## SHORT TASK
Below are records; reproduce exactly the lines from the one containing "Output the text content of this document." through the end, both included, and only those.

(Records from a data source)
◆ ◆ ◆

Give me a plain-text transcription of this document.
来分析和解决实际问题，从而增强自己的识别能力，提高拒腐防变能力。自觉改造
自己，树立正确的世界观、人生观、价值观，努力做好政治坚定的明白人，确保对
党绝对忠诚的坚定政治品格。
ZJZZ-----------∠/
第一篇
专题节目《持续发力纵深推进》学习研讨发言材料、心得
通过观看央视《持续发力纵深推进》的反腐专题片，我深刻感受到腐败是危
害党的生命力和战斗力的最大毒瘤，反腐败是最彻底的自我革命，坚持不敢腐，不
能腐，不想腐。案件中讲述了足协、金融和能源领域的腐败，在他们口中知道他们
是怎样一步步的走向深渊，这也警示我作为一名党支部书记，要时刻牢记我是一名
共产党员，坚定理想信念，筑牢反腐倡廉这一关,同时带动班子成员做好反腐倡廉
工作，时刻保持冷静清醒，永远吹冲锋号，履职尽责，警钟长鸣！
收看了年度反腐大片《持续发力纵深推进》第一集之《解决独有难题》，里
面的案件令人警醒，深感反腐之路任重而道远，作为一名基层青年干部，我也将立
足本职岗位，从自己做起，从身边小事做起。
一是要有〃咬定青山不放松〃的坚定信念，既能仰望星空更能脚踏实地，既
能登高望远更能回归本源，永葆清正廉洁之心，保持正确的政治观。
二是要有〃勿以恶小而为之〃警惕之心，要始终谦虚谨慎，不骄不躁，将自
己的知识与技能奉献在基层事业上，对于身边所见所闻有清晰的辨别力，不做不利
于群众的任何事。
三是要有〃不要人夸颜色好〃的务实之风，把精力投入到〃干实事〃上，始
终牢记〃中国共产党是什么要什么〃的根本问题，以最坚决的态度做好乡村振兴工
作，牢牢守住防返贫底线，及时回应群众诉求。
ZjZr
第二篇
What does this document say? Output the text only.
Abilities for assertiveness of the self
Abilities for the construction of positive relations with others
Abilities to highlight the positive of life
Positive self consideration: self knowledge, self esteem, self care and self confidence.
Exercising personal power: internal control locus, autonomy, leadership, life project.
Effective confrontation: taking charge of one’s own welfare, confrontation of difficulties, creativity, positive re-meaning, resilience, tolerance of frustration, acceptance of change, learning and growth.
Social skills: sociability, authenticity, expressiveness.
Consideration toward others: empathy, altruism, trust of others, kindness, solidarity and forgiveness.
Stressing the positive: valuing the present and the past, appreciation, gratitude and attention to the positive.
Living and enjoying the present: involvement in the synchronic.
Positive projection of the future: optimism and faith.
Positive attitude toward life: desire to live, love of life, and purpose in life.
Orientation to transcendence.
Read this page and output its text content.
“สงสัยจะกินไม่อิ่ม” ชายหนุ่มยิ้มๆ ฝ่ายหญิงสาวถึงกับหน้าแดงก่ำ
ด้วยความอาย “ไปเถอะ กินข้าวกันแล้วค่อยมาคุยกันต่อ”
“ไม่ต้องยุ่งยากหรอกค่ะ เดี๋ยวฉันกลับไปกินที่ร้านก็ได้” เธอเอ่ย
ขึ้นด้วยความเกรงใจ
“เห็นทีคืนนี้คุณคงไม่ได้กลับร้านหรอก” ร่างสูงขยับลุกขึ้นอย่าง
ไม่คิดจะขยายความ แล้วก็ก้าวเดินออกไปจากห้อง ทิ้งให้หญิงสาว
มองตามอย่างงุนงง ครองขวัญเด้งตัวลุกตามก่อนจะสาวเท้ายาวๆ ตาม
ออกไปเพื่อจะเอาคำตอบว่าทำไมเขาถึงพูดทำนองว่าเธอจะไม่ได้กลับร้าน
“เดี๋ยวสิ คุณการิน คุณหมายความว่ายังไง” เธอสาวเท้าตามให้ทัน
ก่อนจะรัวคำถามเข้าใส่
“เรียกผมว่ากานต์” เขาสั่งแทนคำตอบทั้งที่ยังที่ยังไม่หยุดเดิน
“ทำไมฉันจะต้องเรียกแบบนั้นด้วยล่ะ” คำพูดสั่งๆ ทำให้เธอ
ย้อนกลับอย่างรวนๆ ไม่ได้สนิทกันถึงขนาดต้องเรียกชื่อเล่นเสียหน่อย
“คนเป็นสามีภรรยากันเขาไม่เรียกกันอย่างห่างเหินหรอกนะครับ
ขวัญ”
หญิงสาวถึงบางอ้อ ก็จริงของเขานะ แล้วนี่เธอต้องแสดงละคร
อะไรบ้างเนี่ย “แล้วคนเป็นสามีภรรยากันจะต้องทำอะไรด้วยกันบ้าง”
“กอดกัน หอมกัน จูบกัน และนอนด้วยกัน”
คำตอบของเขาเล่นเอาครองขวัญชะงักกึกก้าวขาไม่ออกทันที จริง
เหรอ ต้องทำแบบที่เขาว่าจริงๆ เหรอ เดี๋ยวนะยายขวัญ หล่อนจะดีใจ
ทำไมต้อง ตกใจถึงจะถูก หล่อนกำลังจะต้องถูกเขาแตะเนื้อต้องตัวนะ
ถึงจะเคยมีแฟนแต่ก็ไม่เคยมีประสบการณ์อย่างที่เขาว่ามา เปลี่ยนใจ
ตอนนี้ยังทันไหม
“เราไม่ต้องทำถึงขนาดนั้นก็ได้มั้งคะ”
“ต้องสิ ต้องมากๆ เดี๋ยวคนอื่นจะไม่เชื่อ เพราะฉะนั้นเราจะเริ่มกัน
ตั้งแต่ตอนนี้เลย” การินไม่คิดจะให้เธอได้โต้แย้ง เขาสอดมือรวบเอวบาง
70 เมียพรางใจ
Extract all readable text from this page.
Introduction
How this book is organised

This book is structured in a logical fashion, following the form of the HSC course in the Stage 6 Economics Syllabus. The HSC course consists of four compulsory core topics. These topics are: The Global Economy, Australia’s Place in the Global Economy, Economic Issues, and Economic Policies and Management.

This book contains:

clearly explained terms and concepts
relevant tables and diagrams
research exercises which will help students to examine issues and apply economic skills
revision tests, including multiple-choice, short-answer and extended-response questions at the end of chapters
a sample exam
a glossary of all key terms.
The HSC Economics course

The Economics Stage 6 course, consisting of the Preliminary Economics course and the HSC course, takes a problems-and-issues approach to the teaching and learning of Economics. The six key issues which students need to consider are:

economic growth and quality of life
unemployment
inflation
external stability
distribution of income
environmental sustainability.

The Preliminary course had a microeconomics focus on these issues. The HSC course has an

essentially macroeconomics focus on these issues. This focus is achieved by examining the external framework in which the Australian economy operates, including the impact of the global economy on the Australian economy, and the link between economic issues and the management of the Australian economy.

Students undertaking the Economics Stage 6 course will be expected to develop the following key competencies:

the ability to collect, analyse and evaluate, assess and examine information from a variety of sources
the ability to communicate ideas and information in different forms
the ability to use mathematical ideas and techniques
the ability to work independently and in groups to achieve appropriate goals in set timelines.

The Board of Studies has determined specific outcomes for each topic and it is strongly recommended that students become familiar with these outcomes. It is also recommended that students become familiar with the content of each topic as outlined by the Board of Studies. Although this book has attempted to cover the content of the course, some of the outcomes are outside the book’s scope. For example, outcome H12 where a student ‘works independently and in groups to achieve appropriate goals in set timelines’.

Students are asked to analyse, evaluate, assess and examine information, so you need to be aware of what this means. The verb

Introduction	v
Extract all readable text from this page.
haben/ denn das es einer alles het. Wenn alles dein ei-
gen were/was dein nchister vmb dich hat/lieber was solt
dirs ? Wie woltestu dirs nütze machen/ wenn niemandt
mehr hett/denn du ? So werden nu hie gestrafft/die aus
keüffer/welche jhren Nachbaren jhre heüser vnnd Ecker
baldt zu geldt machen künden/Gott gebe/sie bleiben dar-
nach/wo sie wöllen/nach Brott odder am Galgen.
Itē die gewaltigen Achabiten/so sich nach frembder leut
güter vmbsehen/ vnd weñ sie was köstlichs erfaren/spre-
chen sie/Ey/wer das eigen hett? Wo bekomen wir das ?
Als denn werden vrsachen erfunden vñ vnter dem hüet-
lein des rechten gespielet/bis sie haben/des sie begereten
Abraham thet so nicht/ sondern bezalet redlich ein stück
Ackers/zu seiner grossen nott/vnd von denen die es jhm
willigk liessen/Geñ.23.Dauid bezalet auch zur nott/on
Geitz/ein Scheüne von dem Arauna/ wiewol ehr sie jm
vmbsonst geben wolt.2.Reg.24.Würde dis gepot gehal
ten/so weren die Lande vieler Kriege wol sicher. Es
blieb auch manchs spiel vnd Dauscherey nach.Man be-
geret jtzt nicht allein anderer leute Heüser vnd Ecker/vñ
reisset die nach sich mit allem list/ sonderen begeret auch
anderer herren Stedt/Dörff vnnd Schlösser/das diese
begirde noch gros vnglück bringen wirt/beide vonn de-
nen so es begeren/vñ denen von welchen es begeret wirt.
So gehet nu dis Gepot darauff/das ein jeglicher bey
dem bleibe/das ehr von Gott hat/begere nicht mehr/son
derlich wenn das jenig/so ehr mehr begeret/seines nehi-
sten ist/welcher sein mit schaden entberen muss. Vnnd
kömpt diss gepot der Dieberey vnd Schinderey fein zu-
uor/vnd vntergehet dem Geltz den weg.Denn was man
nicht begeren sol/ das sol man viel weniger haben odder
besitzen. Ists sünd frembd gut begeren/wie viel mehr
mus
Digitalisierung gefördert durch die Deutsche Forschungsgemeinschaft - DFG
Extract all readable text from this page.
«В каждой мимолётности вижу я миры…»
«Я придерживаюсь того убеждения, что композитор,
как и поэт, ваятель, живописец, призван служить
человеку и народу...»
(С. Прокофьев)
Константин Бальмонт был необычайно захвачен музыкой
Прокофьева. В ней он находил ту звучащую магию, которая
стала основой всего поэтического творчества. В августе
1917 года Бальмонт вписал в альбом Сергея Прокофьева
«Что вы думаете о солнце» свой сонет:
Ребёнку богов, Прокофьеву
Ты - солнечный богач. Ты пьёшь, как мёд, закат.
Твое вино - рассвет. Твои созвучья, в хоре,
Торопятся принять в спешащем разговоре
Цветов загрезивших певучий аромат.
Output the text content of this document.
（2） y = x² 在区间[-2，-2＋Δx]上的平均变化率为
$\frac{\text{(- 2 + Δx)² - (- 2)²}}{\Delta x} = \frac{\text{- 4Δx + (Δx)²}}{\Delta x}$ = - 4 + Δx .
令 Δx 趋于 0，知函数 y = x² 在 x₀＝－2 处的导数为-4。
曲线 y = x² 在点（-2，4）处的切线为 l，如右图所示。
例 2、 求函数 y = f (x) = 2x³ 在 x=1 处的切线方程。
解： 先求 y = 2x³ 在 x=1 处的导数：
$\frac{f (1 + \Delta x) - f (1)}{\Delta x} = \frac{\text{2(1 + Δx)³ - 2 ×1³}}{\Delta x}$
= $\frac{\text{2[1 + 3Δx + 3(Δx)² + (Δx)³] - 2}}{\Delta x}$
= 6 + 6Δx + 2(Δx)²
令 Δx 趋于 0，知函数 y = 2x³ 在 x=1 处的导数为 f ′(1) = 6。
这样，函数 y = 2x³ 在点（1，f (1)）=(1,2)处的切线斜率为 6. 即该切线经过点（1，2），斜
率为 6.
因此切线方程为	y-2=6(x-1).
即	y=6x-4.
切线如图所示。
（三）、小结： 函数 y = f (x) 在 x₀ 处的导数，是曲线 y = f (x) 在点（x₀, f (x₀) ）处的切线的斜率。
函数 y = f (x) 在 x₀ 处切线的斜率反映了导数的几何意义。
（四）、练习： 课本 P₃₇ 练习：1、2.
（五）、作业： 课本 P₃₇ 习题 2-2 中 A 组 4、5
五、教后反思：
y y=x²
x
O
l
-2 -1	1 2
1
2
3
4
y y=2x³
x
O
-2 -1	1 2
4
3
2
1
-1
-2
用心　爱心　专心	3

◆ ◆ ◆

## RESULT OF THE TASK
Output the text content of this document.
（2） y = x² 在区间[-2，-2＋Δx]上的平均变化率为
$\frac{\text{(- 2 + Δx)² - (- 2)²}}{\Delta x} = \frac{\text{- 4Δx + (Δx)²}}{\Delta x}$ = - 4 + Δx .
令 Δx 趋于 0，知函数 y = x² 在 x₀＝－2 处的导数为-4。
曲线 y = x² 在点（-2，4）处的切线为 l，如右图所示。
例 2、 求函数 y = f (x) = 2x³ 在 x=1 处的切线方程。
解： 先求 y = 2x³ 在 x=1 处的导数：
$\frac{f (1 + \Delta x) - f (1)}{\Delta x} = \frac{\text{2(1 + Δx)³ - 2 ×1³}}{\Delta x}$
= $\frac{\text{2[1 + 3Δx + 3(Δx)² + (Δx)³] - 2}}{\Delta x}$
= 6 + 6Δx + 2(Δx)²
令 Δx 趋于 0，知函数 y = 2x³ 在 x=1 处的导数为 f ′(1) = 6。
这样，函数 y = 2x³ 在点（1，f (1)）=(1,2)处的切线斜率为 6. 即该切线经过点（1，2），斜
率为 6.
因此切线方程为	y-2=6(x-1).
即	y=6x-4.
切线如图所示。
（三）、小结： 函数 y = f (x) 在 x₀ 处的导数，是曲线 y = f (x) 在点（x₀, f (x₀) ）处的切线的斜率。
函数 y = f (x) 在 x₀ 处切线的斜率反映了导数的几何意义。
（四）、练习： 课本 P₃₇ 练习：1、2.
（五）、作业： 课本 P₃₇ 习题 2-2 中 A 组 4、5
五、教后反思：
y y=x²
x
O
l
-2 -1	1 2
1
2
3
4
y y=2x³
x
O
-2 -1	1 2
4
3
2
1
-1
-2
用心　爱心　专心	3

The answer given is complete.